▶ EXERCISE OBJECTIVE
Scan the lines below; pull out those with "абзаце".

▶ PROVIDED DATA
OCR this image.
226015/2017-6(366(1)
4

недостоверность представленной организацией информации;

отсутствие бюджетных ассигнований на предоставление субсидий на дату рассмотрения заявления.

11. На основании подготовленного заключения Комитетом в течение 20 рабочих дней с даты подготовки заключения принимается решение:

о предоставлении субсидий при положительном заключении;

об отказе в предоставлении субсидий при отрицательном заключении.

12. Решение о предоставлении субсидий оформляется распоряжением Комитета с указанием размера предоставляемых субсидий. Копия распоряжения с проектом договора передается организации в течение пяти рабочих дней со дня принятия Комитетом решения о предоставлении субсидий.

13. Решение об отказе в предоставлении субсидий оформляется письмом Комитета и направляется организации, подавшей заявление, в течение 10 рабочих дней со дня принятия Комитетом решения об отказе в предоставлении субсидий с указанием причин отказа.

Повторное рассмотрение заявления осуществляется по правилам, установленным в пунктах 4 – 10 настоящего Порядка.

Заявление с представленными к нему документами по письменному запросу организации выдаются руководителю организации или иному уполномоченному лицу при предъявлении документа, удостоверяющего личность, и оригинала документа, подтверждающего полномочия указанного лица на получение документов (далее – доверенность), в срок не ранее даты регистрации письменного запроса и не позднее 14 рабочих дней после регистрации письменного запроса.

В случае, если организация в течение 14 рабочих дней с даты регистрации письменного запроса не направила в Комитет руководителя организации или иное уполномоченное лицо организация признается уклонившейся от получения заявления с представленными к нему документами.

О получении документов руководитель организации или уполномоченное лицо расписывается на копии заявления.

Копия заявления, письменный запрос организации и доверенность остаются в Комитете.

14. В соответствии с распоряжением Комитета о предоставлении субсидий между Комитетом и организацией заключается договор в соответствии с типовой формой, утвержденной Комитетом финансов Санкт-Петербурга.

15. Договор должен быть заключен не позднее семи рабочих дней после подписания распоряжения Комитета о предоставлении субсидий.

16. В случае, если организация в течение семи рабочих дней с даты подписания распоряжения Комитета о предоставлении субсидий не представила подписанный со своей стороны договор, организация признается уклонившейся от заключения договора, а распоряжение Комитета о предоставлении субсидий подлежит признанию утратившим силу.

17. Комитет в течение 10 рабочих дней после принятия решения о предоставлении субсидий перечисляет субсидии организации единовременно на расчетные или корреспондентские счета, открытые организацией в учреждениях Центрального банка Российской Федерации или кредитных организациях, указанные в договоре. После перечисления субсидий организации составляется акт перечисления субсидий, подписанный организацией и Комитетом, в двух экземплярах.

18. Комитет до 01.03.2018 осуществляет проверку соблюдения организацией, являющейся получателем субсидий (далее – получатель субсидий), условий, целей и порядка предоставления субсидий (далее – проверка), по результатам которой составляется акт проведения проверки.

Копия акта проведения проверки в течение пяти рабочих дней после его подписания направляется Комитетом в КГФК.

---

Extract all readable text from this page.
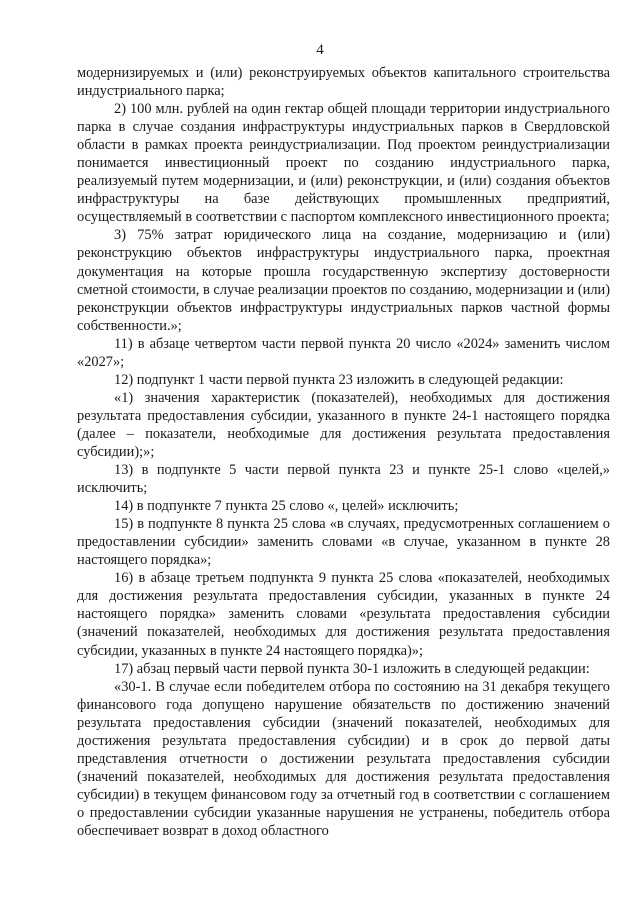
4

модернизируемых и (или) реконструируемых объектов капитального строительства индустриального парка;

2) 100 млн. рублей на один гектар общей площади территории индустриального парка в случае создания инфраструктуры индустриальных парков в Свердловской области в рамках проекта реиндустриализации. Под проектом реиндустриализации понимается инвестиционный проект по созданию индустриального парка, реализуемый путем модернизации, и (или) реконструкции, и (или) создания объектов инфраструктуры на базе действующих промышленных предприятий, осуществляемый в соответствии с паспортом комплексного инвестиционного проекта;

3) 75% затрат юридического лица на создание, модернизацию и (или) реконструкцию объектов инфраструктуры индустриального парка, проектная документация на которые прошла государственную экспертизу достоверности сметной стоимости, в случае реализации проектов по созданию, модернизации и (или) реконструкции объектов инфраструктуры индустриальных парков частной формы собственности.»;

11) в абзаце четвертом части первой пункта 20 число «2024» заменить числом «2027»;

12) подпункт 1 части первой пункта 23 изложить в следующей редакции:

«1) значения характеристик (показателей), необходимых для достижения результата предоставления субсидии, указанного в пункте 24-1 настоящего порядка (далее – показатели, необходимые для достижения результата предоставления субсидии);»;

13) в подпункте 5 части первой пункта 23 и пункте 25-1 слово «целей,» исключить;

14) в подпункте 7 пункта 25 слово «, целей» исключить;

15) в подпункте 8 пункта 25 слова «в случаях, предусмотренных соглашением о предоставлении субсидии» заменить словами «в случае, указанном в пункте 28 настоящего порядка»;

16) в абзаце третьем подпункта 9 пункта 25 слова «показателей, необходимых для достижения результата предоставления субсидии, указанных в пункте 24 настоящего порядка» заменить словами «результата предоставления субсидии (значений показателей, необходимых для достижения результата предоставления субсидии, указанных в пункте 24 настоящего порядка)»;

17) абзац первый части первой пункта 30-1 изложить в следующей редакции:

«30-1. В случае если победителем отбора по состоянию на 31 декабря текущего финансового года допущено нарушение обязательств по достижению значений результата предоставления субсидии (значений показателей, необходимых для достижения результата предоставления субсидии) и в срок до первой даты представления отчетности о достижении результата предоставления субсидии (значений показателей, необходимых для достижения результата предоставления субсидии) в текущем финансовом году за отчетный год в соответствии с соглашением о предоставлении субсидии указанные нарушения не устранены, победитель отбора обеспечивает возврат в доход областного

▶ WRITTEN SOLUTION
11) в абзаце четвертом части первой пункта 20 число «2024» заменить числом «2027»;
16) в абзаце третьем подпункта 9 пункта 25 слова «показателей, необходимых для достижения результата предоставления субсидии, указанных в пункте 24 настоящего порядка» заменить словами «результата предоставления субсидии (значений показателей, необходимых для достижения результата предоставления субсидии, указанных в пункте 24 настоящего порядка)»;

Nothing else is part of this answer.